--- Begin ---

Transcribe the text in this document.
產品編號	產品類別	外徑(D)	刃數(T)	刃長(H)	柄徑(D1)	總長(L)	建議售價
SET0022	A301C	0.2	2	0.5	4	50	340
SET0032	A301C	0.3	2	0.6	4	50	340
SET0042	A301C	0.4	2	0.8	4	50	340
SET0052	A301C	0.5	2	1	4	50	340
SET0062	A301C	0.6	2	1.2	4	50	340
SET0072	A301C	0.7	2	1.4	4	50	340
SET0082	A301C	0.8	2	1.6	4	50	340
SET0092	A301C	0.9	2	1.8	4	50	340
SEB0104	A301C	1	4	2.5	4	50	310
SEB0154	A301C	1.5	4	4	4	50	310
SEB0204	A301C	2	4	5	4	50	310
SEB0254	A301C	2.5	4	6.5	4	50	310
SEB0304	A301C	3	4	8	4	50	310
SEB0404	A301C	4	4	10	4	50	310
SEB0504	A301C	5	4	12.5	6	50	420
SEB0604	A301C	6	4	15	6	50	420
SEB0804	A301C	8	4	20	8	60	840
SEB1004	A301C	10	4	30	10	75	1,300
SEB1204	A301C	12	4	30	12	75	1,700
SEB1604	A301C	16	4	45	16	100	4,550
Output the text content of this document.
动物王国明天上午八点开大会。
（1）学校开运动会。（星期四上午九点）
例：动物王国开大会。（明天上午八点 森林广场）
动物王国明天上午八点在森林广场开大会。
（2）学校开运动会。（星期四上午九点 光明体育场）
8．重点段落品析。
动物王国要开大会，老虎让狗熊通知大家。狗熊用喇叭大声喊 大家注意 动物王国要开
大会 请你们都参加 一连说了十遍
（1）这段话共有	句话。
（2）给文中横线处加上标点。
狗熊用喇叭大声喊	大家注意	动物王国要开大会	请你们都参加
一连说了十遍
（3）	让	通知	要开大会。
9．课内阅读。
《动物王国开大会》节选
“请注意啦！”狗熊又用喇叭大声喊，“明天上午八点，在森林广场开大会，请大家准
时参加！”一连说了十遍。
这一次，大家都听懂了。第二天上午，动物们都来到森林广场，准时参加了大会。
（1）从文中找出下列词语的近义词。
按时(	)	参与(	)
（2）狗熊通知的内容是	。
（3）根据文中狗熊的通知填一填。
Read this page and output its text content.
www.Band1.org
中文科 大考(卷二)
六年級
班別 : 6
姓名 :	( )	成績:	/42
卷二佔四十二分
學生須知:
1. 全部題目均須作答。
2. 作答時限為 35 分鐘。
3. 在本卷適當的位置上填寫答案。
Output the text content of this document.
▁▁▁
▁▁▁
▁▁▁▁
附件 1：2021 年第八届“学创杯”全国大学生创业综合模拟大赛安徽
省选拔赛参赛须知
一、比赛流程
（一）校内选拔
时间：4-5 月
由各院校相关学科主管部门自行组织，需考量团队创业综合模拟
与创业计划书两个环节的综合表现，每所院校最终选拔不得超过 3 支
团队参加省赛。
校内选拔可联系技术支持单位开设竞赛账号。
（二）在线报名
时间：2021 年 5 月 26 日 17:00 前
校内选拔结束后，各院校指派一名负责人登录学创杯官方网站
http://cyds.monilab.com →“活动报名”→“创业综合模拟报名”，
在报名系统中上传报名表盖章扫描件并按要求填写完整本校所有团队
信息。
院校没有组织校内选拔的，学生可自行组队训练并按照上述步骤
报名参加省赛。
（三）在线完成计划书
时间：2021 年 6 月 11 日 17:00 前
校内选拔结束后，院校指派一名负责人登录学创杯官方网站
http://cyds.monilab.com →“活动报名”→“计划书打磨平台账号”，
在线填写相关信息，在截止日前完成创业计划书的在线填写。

--- End ---

The exercise >>
Retype all of the entries precisely as they are.

Output for this task >>
Transcribe the text in this document.
產品編號	產品類別	外徑(D)	刃數(T)	刃長(H)	柄徑(D1)	總長(L)	建議售價
SET0022	A301C	0.2	2	0.5	4	50	340
SET0032	A301C	0.3	2	0.6	4	50	340
SET0042	A301C	0.4	2	0.8	4	50	340
SET0052	A301C	0.5	2	1	4	50	340
SET0062	A301C	0.6	2	1.2	4	50	340
SET0072	A301C	0.7	2	1.4	4	50	340
SET0082	A301C	0.8	2	1.6	4	50	340
SET0092	A301C	0.9	2	1.8	4	50	340
SEB0104	A301C	1	4	2.5	4	50	310
SEB0154	A301C	1.5	4	4	4	50	310
SEB0204	A301C	2	4	5	4	50	310
SEB0254	A301C	2.5	4	6.5	4	50	310
SEB0304	A301C	3	4	8	4	50	310
SEB0404	A301C	4	4	10	4	50	310
SEB0504	A301C	5	4	12.5	6	50	420
SEB0604	A301C	6	4	15	6	50	420
SEB0804	A301C	8	4	20	8	60	840
SEB1004	A301C	10	4	30	10	75	1,300
SEB1204	A301C	12	4	30	12	75	1,700
SEB1604	A301C	16	4	45	16	100	4,550
Output the text content of this document.
动物王国明天上午八点开大会。
（1）学校开运动会。（星期四上午九点）
例：动物王国开大会。（明天上午八点 森林广场）
动物王国明天上午八点在森林广场开大会。
（2）学校开运动会。（星期四上午九点 光明体育场）
8．重点段落品析。
动物王国要开大会，老虎让狗熊通知大家。狗熊用喇叭大声喊 大家注意 动物王国要开
大会 请你们都参加 一连说了十遍
（1）这段话共有	句话。
（2）给文中横线处加上标点。
狗熊用喇叭大声喊	大家注意	动物王国要开大会	请你们都参加
一连说了十遍
（3）	让	通知	要开大会。
9．课内阅读。
《动物王国开大会》节选
“请注意啦！”狗熊又用喇叭大声喊，“明天上午八点，在森林广场开大会，请大家准
时参加！”一连说了十遍。
这一次，大家都听懂了。第二天上午，动物们都来到森林广场，准时参加了大会。
（1）从文中找出下列词语的近义词。
按时(	)	参与(	)
（2）狗熊通知的内容是	。
（3）根据文中狗熊的通知填一填。
Read this page and output its text content.
www.Band1.org
中文科 大考(卷二)
六年級
班別 : 6
姓名 :	( )	成績:	/42
卷二佔四十二分
學生須知:
1. 全部題目均須作答。
2. 作答時限為 35 分鐘。
3. 在本卷適當的位置上填寫答案。
Output the text content of this document.
▁▁▁
▁▁▁
▁▁▁▁
附件 1：2021 年第八届“学创杯”全国大学生创业综合模拟大赛安徽
省选拔赛参赛须知
一、比赛流程
（一）校内选拔
时间：4-5 月
由各院校相关学科主管部门自行组织，需考量团队创业综合模拟
与创业计划书两个环节的综合表现，每所院校最终选拔不得超过 3 支
团队参加省赛。
校内选拔可联系技术支持单位开设竞赛账号。
（二）在线报名
时间：2021 年 5 月 26 日 17:00 前
校内选拔结束后，各院校指派一名负责人登录学创杯官方网站
http://cyds.monilab.com →“活动报名”→“创业综合模拟报名”，
在报名系统中上传报名表盖章扫描件并按要求填写完整本校所有团队
信息。
院校没有组织校内选拔的，学生可自行组队训练并按照上述步骤
报名参加省赛。
（三）在线完成计划书
时间：2021 年 6 月 11 日 17:00 前
校内选拔结束后，院校指派一名负责人登录学创杯官方网站
http://cyds.monilab.com →“活动报名”→“计划书打磨平台账号”，
在线填写相关信息，在截止日前完成创业计划书的在线填写。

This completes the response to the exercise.